- THE PROBLEM
Copy each line exactly. Leave nothing out.

----------

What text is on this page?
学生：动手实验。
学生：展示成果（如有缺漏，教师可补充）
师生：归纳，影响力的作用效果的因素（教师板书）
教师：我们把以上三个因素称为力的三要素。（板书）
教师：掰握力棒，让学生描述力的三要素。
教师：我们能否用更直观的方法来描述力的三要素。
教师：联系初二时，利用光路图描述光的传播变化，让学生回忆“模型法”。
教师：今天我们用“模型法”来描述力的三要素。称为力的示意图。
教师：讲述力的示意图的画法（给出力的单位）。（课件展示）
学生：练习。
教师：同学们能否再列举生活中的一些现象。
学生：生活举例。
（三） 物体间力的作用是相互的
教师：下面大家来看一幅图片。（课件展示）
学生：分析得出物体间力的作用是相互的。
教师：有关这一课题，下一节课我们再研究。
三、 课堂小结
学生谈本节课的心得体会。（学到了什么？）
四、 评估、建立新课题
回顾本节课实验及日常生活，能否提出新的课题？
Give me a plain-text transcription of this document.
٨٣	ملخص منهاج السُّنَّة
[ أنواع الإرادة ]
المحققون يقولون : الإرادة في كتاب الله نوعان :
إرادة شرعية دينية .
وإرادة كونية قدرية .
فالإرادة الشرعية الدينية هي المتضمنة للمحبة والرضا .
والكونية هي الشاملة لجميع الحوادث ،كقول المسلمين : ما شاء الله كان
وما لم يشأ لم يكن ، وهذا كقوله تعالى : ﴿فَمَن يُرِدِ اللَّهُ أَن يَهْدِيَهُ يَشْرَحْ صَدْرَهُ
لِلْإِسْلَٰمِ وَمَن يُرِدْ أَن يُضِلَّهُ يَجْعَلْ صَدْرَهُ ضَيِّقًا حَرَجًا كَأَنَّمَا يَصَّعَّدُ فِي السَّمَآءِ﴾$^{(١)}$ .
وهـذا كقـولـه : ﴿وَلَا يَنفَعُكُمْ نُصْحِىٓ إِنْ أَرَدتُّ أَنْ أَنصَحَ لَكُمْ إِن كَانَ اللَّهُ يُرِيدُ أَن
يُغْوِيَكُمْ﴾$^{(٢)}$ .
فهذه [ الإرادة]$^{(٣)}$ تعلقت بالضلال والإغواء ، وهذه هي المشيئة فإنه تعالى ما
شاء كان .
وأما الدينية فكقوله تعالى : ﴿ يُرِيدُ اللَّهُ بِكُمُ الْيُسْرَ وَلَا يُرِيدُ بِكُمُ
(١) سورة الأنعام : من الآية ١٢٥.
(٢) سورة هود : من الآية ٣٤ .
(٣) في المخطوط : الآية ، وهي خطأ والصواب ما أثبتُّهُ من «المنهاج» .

----------

- SOLUTION FOR THIS EXERCISE
What text is on this page?
学生：动手实验。
学生：展示成果（如有缺漏，教师可补充）
师生：归纳，影响力的作用效果的因素（教师板书）
教师：我们把以上三个因素称为力的三要素。（板书）
教师：掰握力棒，让学生描述力的三要素。
教师：我们能否用更直观的方法来描述力的三要素。
教师：联系初二时，利用光路图描述光的传播变化，让学生回忆“模型法”。
教师：今天我们用“模型法”来描述力的三要素。称为力的示意图。
教师：讲述力的示意图的画法（给出力的单位）。（课件展示）
学生：练习。
教师：同学们能否再列举生活中的一些现象。
学生：生活举例。
（三） 物体间力的作用是相互的
教师：下面大家来看一幅图片。（课件展示）
学生：分析得出物体间力的作用是相互的。
教师：有关这一课题，下一节课我们再研究。
三、 课堂小结
学生谈本节课的心得体会。（学到了什么？）
四、 评估、建立新课题
回顾本节课实验及日常生活，能否提出新的课题？
Give me a plain-text transcription of this document.
٨٣	ملخص منهاج السُّنَّة
[ أنواع الإرادة ]
المحققون يقولون : الإرادة في كتاب الله نوعان :
إرادة شرعية دينية .
وإرادة كونية قدرية .
فالإرادة الشرعية الدينية هي المتضمنة للمحبة والرضا .
والكونية هي الشاملة لجميع الحوادث ،كقول المسلمين : ما شاء الله كان
وما لم يشأ لم يكن ، وهذا كقوله تعالى : ﴿فَمَن يُرِدِ اللَّهُ أَن يَهْدِيَهُ يَشْرَحْ صَدْرَهُ
لِلْإِسْلَٰمِ وَمَن يُرِدْ أَن يُضِلَّهُ يَجْعَلْ صَدْرَهُ ضَيِّقًا حَرَجًا كَأَنَّمَا يَصَّعَّدُ فِي السَّمَآءِ﴾$^{(١)}$ .
وهـذا كقـولـه : ﴿وَلَا يَنفَعُكُمْ نُصْحِىٓ إِنْ أَرَدتُّ أَنْ أَنصَحَ لَكُمْ إِن كَانَ اللَّهُ يُرِيدُ أَن
يُغْوِيَكُمْ﴾$^{(٢)}$ .
فهذه [ الإرادة]$^{(٣)}$ تعلقت بالضلال والإغواء ، وهذه هي المشيئة فإنه تعالى ما
شاء كان .
وأما الدينية فكقوله تعالى : ﴿ يُرِيدُ اللَّهُ بِكُمُ الْيُسْرَ وَلَا يُرِيدُ بِكُمُ
(١) سورة الأنعام : من الآية ١٢٥.
(٢) سورة هود : من الآية ٣٤ .
(٣) في المخطوط : الآية ، وهي خطأ والصواب ما أثبتُّهُ من «المنهاج» .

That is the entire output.